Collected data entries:
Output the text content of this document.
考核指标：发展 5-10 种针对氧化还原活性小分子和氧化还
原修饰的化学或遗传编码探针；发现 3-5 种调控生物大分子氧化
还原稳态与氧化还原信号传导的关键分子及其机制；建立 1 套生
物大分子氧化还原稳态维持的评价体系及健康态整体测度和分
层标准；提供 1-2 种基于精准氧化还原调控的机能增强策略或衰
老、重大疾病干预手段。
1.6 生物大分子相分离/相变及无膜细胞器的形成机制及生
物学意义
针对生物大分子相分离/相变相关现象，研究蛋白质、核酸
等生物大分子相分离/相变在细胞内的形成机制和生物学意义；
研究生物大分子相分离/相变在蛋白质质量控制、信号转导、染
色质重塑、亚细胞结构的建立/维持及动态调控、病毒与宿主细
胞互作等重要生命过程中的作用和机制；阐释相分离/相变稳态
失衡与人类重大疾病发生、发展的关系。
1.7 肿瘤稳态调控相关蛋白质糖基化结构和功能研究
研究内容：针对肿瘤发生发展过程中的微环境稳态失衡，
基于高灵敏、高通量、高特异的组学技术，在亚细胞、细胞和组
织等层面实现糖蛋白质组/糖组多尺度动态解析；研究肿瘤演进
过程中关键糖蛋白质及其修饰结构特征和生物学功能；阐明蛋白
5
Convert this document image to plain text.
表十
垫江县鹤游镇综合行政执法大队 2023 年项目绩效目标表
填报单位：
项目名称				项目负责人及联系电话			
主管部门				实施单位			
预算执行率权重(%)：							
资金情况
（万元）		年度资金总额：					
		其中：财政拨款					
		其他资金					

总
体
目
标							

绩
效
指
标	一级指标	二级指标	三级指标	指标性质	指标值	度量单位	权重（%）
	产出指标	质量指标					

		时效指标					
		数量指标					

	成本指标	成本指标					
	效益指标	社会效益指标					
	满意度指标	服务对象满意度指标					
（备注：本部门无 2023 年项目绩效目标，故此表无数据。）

● To be done
Copy out every line from the material above in which the word "document" appears.

● Exercise output
Output the text content of this document.
Convert this document image to plain text.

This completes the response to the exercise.